# [Prompt]
Transcribe the data in full and exactly, omitting any pictures.

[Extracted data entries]
--*--

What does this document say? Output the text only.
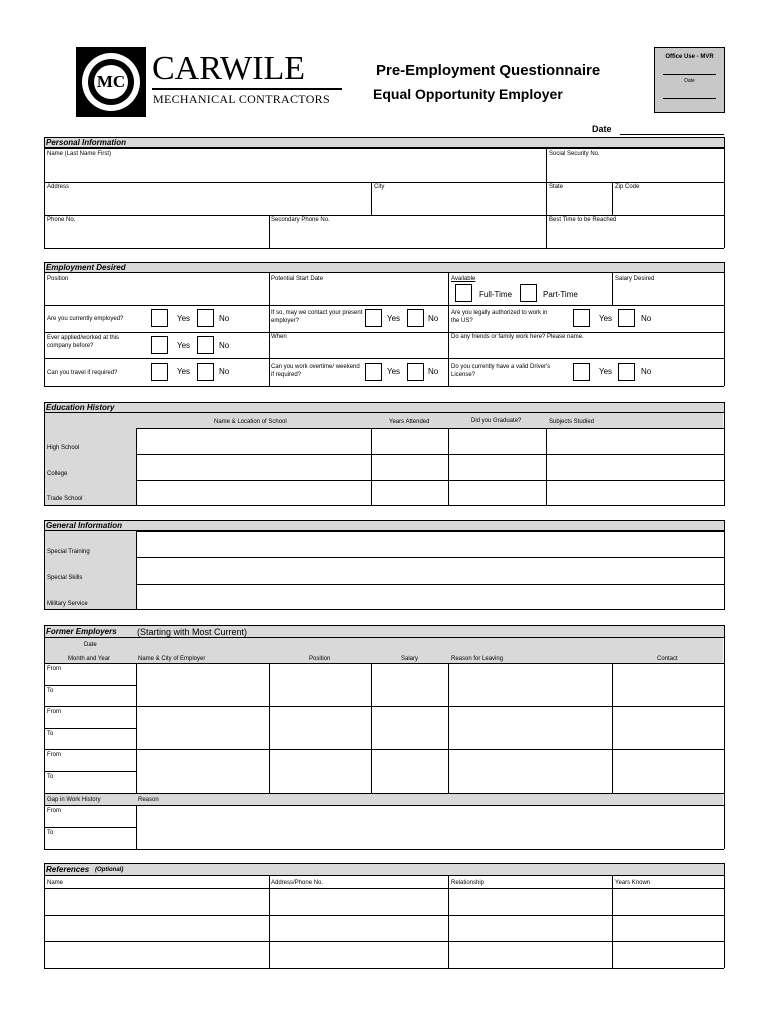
MC CARWILE
MECHANICAL CONTRACTORS
Pre-Employment Questionnaire
Equal Opportunity Employer
Office Use - MVR
Date
Date
Personal Information
Name (Last Name First)	Social Security No.
Address	City	State	Zip Code
Phone No.	Secondary Phone No.	Best Time to be Reached
Employment Desired
Position	Potential Start Date	Available	Salary Desired
Full-Time	Part-Time
Are you currently employed?	Yes	No
If so, may we contact your present employer?	Yes	No
Are you legally authorized to work in the US?	Yes	No
Ever applied/worked at this company before?	Yes	No
When	Do any friends or family work here? Please name.
Can you travel if required?	Yes	No	Can you work overtime/ weekend if required?	Yes	No Do you currently have a valid Driver's License?	Yes	No
Education History
Name & Location of School	Years Attended	Did you Graduate?	Subjects Studied
High School
College
Trade School
General Information
Special Training
Special Skills
Military Service
Former Employers (Starting with Most Current)
Date
Month and Year	Name & City of Employer	Position	Salary	Reason for Leaving	Contact
From
To
From
To
From
To
Gap in Work History	Reason
From
To
References (Optional)
Name	Address/Phone No.	Relationship	Years Known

--*--

# [Reply to the task]
What does this document say? Output the text only.
MC CARWILE
MECHANICAL CONTRACTORS
Pre-Employment Questionnaire
Equal Opportunity Employer
Office Use - MVR
Date
Date
Personal Information
Name (Last Name First)	Social Security No.
Address	City	State	Zip Code
Phone No.	Secondary Phone No.	Best Time to be Reached
Employment Desired
Position	Potential Start Date	Available	Salary Desired
Full-Time	Part-Time
Are you currently employed?	Yes	No
If so, may we contact your present employer?	Yes	No
Are you legally authorized to work in the US?	Yes	No
Ever applied/worked at this company before?	Yes	No
When	Do any friends or family work here? Please name.
Can you travel if required?	Yes	No	Can you work overtime/ weekend if required?	Yes	No Do you currently have a valid Driver's License?	Yes	No
Education History
Name & Location of School	Years Attended	Did you Graduate?	Subjects Studied
High School
College
Trade School
General Information
Special Training
Special Skills
Military Service
Former Employers (Starting with Most Current)
Date
Month and Year	Name & City of Employer	Position	Salary	Reason for Leaving	Contact
From
To
From
To
From
To
Gap in Work History	Reason
From
To
References (Optional)
Name	Address/Phone No.	Relationship	Years Known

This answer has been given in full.